▶ _WHAT THE TASK ASKS_:
Your task is to copy every line of the records below that contains "Increase".

======== SOURCE DATA

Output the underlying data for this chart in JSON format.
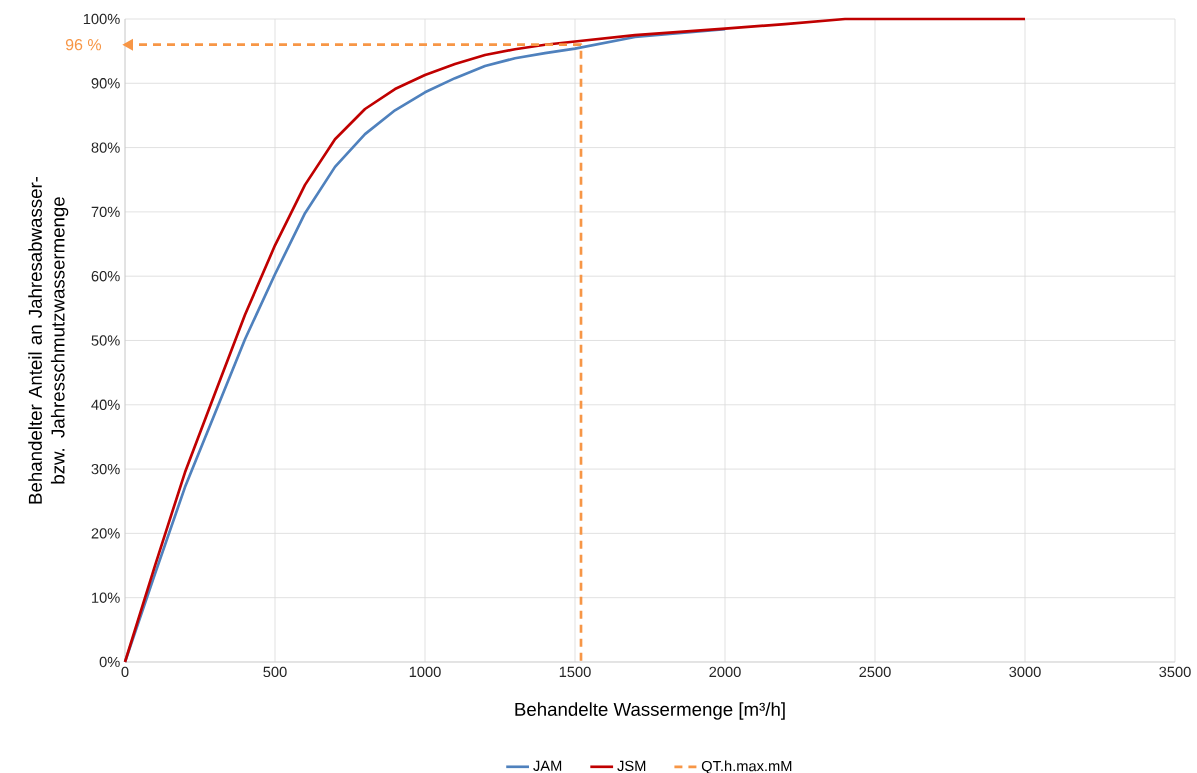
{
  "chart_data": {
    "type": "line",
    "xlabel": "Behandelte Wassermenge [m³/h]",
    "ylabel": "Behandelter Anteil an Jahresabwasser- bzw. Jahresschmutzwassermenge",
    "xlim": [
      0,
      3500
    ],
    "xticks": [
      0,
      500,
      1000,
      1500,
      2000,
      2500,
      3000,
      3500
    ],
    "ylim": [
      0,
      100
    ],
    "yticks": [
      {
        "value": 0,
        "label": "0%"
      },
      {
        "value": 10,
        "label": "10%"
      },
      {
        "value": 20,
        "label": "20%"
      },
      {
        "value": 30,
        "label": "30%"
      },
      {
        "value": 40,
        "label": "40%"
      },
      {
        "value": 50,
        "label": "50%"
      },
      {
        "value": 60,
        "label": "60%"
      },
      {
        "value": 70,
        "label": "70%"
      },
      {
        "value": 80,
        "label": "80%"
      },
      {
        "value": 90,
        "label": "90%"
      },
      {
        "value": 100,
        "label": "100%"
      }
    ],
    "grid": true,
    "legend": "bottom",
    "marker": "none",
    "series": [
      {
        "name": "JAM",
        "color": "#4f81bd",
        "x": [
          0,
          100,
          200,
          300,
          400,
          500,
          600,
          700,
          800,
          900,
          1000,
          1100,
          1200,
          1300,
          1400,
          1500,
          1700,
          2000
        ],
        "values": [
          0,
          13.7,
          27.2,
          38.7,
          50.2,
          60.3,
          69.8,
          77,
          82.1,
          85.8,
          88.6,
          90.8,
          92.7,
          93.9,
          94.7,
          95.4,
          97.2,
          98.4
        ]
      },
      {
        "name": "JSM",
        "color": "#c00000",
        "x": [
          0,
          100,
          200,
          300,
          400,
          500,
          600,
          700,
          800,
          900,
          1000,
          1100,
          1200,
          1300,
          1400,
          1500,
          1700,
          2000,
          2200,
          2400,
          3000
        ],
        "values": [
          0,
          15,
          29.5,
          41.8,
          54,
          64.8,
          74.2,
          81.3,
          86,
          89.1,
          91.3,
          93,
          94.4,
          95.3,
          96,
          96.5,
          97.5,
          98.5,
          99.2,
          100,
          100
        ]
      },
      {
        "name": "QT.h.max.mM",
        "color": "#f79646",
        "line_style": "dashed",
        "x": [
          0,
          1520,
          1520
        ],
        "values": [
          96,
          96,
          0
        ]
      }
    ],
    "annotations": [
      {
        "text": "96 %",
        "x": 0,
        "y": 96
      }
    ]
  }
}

================
======== SOURCE DATA

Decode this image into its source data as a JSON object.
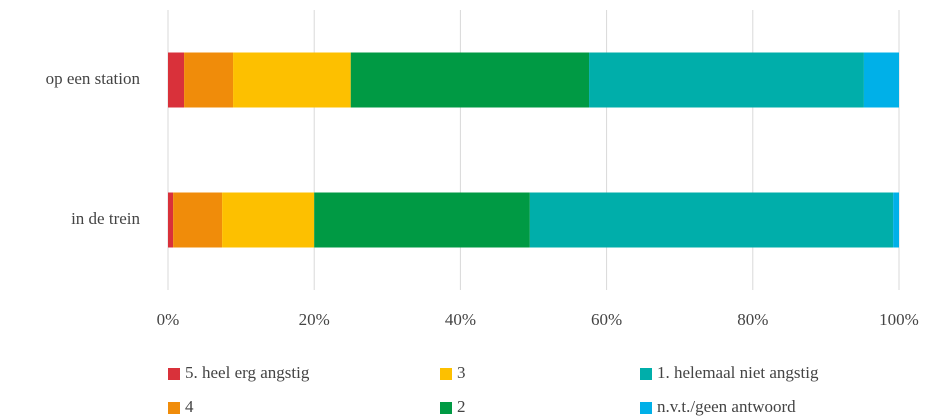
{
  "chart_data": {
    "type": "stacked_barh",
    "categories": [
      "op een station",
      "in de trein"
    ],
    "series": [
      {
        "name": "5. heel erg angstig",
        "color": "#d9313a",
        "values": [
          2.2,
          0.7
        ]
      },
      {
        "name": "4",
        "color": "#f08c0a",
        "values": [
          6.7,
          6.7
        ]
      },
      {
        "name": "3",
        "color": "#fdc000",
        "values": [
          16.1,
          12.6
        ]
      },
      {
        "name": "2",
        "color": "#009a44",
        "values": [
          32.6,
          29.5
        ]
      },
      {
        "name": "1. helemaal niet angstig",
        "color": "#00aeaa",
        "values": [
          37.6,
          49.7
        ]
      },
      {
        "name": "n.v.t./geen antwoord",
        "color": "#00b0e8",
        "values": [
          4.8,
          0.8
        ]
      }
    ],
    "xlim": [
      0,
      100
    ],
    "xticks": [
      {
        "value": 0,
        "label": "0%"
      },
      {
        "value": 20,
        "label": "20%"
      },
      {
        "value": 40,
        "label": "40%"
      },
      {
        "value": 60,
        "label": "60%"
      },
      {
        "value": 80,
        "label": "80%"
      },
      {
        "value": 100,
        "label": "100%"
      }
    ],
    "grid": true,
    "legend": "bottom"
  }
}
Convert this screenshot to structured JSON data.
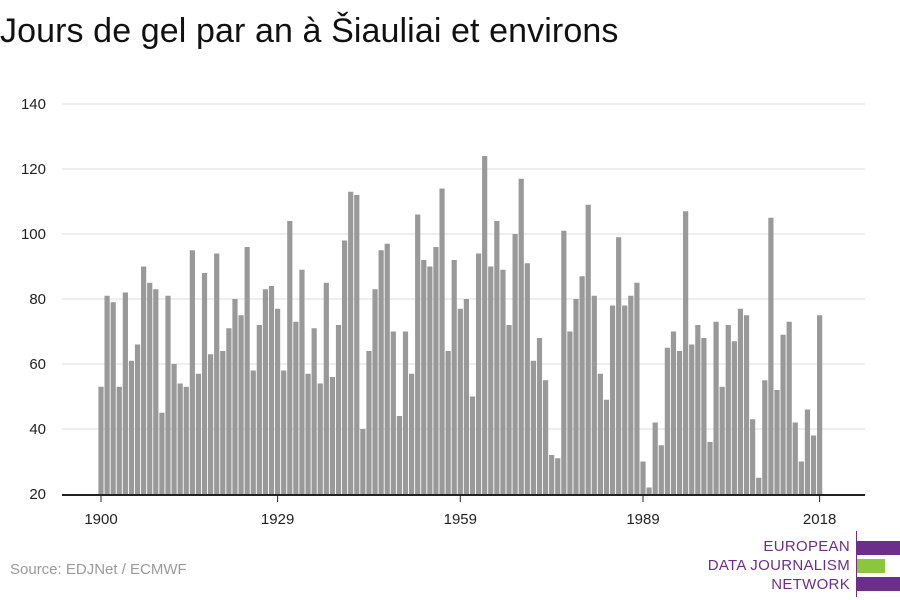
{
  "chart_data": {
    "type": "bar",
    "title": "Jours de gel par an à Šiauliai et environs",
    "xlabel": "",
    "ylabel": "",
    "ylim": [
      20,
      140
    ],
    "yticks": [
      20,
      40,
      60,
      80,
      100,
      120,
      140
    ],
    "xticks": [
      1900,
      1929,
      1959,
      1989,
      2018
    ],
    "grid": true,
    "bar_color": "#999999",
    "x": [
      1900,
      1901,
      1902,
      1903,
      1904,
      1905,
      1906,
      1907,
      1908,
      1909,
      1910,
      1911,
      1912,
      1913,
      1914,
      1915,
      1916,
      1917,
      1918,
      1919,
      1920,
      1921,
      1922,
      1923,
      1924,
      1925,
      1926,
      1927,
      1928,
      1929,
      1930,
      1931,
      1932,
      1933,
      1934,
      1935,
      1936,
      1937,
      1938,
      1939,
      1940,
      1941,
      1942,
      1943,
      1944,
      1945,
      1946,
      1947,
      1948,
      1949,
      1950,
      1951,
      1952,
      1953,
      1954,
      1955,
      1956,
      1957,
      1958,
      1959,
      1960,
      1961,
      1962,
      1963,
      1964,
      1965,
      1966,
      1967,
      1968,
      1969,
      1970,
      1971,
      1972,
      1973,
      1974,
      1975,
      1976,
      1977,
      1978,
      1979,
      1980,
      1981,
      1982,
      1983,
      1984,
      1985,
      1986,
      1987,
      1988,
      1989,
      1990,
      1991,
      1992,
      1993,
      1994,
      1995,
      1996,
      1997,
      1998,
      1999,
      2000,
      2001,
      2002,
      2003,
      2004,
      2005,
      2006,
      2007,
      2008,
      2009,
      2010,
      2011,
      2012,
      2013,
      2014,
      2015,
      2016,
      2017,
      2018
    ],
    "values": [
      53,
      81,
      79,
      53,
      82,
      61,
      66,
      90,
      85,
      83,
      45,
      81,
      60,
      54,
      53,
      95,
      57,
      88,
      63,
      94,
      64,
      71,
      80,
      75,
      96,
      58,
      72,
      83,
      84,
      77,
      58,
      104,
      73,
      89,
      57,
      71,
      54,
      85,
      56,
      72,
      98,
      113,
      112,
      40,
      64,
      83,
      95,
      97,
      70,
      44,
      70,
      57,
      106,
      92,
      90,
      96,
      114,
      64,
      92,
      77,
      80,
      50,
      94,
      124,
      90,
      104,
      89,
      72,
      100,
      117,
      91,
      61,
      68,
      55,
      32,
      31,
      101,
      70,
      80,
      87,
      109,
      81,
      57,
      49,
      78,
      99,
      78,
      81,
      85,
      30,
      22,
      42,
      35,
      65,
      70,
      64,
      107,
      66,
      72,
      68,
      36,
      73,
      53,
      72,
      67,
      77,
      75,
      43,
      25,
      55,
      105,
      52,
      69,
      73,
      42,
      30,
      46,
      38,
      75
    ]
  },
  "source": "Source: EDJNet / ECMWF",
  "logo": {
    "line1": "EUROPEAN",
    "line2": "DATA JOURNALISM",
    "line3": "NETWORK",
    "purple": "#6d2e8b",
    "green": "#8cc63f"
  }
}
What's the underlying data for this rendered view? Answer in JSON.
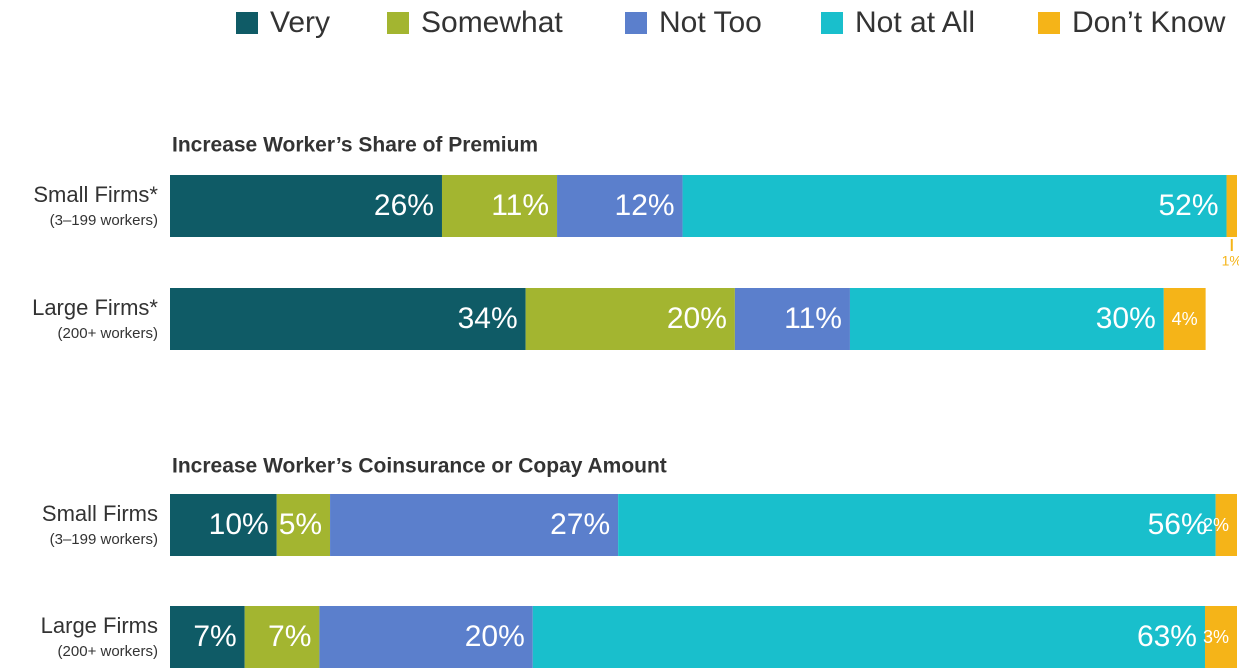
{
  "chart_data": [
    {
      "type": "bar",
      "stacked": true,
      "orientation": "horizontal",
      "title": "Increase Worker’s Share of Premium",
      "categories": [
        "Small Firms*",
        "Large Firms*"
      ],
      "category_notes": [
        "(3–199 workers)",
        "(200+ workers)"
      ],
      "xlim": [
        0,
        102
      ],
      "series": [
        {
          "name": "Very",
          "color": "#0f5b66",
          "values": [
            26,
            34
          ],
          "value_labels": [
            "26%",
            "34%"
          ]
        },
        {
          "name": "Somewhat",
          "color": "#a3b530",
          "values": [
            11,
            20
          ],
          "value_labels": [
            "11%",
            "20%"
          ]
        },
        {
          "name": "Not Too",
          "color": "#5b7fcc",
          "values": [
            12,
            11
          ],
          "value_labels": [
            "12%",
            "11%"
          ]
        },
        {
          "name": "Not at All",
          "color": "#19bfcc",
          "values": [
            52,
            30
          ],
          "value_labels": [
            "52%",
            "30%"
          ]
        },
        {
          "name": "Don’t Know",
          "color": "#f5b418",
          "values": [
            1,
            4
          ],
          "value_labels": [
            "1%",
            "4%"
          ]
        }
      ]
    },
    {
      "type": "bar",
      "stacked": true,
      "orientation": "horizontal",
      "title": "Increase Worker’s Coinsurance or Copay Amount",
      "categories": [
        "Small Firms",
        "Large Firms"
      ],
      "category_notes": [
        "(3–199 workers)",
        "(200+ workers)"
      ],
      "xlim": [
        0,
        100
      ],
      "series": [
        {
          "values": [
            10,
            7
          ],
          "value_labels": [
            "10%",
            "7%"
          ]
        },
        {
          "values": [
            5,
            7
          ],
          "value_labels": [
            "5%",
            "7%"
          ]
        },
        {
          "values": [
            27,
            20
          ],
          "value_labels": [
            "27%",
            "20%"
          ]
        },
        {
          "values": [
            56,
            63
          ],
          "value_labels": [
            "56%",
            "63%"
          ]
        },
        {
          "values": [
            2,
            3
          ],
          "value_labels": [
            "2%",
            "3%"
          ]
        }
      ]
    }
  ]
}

================

▶ _TASK ANSWER_:
      "title": "Increase Worker’s Share of Premium",
      "title": "Increase Worker’s Coinsurance or Copay Amount",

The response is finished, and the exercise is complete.